--- Your task ---
Return each line of the listing below, unchanged, and omit the images.

* * * * * * * * *

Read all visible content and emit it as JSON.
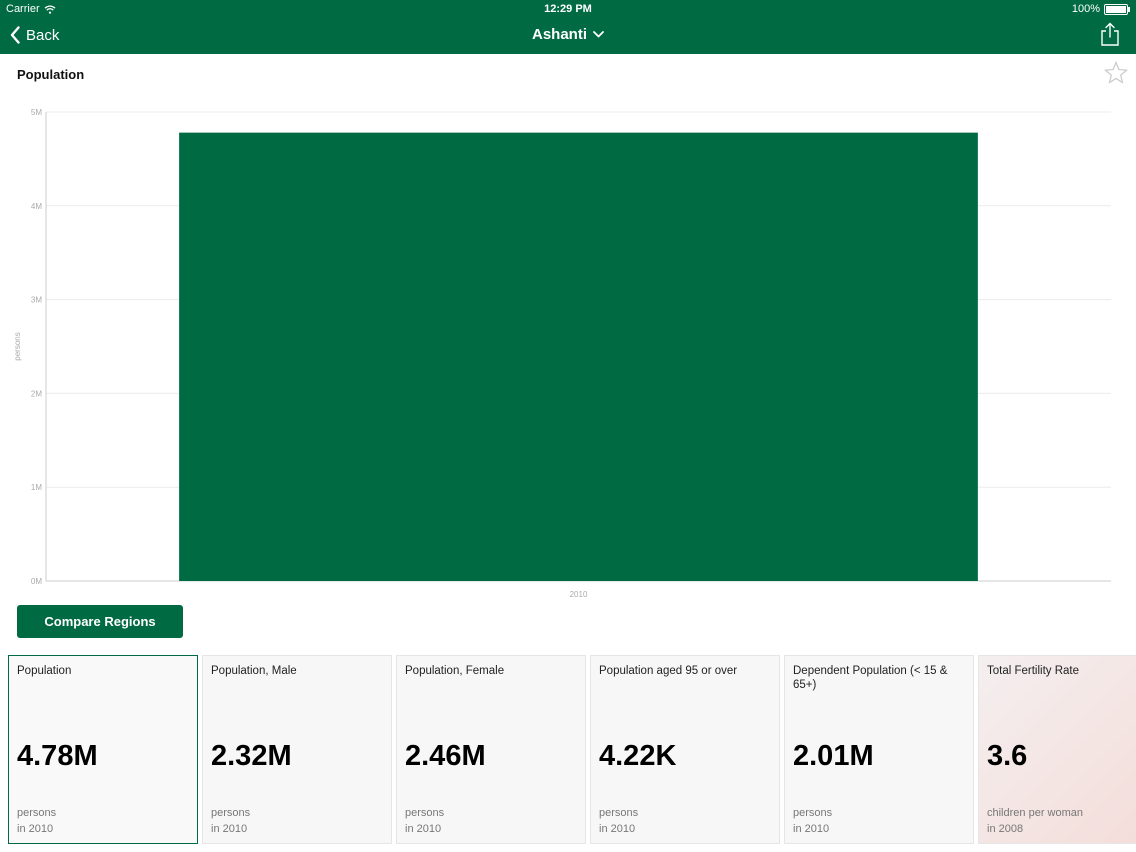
{
  "status_bar": {
    "carrier": "Carrier",
    "time": "12:29 PM",
    "battery": "100%"
  },
  "nav": {
    "back_label": "Back",
    "title": "Ashanti"
  },
  "chart_title": "Population",
  "chart_data": {
    "type": "bar",
    "categories": [
      "2010"
    ],
    "values": [
      4780000
    ],
    "ylabel": "persons",
    "ylim": [
      0,
      5000000
    ],
    "y_ticks": [
      {
        "value": 0,
        "label": "0M"
      },
      {
        "value": 1000000,
        "label": "1M"
      },
      {
        "value": 2000000,
        "label": "2M"
      },
      {
        "value": 3000000,
        "label": "3M"
      },
      {
        "value": 4000000,
        "label": "4M"
      },
      {
        "value": 5000000,
        "label": "5M"
      }
    ],
    "grid": true,
    "color": "#006b42"
  },
  "compare_label": "Compare Regions",
  "cards": [
    {
      "label": "Population",
      "value": "4.78M",
      "unit": "persons",
      "year": "in 2010",
      "selected": true
    },
    {
      "label": "Population, Male",
      "value": "2.32M",
      "unit": "persons",
      "year": "in 2010"
    },
    {
      "label": "Population, Female",
      "value": "2.46M",
      "unit": "persons",
      "year": "in 2010"
    },
    {
      "label": "Population aged 95 or over",
      "value": "4.22K",
      "unit": "persons",
      "year": "in 2010"
    },
    {
      "label": "Dependent Population (< 15 & 65+)",
      "value": "2.01M",
      "unit": "persons",
      "year": "in 2010"
    },
    {
      "label": "Total Fertility Rate",
      "value": "3.6",
      "unit": "children per woman",
      "year": "in 2008",
      "trend_icon": "arrow-down-icon"
    }
  ],
  "colors": {
    "brand": "#006b42",
    "trend_down": "#d2453a"
  }
}
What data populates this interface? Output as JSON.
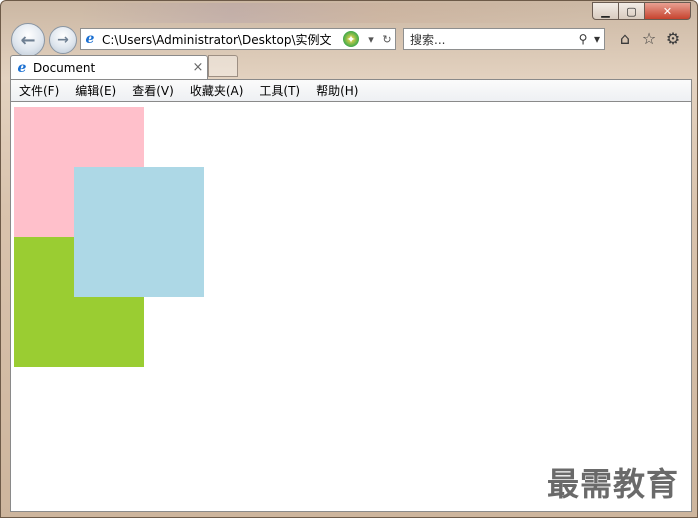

* * * * * * * * *

--- Task solution ---
Read all visible content and emit it as JSON.
{
  "status_bar": {
    "carrier": "Carrier",
    "time": "12:29 PM",
    "battery": "100%"
  },
  "nav": {
    "back_label": "Back",
    "title": "Ashanti"
  },
  "chart_title": "Population",
  "chart_data": {
    "type": "bar",
    "categories": [
      "2010"
    ],
    "values": [
      4780000
    ],
    "ylabel": "persons",
    "ylim": [
      0,
      5000000
    ],
    "y_ticks": [
      {
        "value": 0,
        "label": "0M"
      },
      {
        "value": 1000000,
        "label": "1M"
      },
      {
        "value": 2000000,
        "label": "2M"
      },
      {
        "value": 3000000,
        "label": "3M"
      },
      {
        "value": 4000000,
        "label": "4M"
      },
      {
        "value": 5000000,
        "label": "5M"
      }
    ],
    "grid": true,
    "color": "#006b42"
  },
  "compare_label": "Compare Regions",
  "cards": [
    {
      "label": "Population",
      "value": "4.78M",
      "unit": "persons",
      "year": "in 2010",
      "selected": true
    },
    {
      "label": "Population, Male",
      "value": "2.32M",
      "unit": "persons",
      "year": "in 2010"
    },
    {
      "label": "Population, Female",
      "value": "2.46M",
      "unit": "persons",
      "year": "in 2010"
    },
    {
      "label": "Population aged 95 or over",
      "value": "4.22K",
      "unit": "persons",
      "year": "in 2010"
    },
    {
      "label": "Dependent Population (< 15 & 65+)",
      "value": "2.01M",
      "unit": "persons",
      "year": "in 2010"
    },
    {
      "label": "Total Fertility Rate",
      "value": "3.6",
      "unit": "children per woman",
      "year": "in 2008",
      "trend_icon": "arrow-down-icon"
    }
  ],
  "colors": {
    "brand": "#006b42",
    "trend_down": "#d2453a"
  }
}
What data populates this interface? Output as JSON.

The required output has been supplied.